Restate the listing that follows word for word, without its pictures.

▶ **Task data**:
____
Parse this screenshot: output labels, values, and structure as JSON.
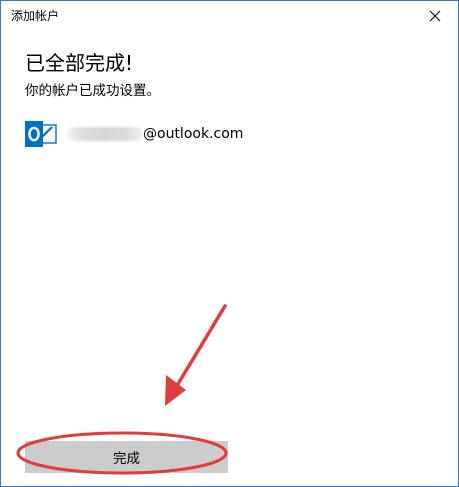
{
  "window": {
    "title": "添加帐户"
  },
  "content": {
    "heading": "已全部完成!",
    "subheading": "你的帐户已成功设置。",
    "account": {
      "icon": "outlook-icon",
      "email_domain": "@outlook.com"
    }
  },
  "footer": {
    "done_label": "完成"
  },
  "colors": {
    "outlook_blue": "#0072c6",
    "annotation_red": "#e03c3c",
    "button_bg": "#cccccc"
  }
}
____
▶ **Response for this exercise**:
Parse this screenshot: output labels, values, and structure as JSON.
{
  "window": {
    "title": "添加帐户"
  },
  "content": {
    "heading": "已全部完成!",
    "subheading": "你的帐户已成功设置。",
    "account": {
      "icon": "outlook-icon",
      "email_domain": "@outlook.com"
    }
  },
  "footer": {
    "done_label": "完成"
  },
  "colors": {
    "outlook_blue": "#0072c6",
    "annotation_red": "#e03c3c",
    "button_bg": "#cccccc"
  }
}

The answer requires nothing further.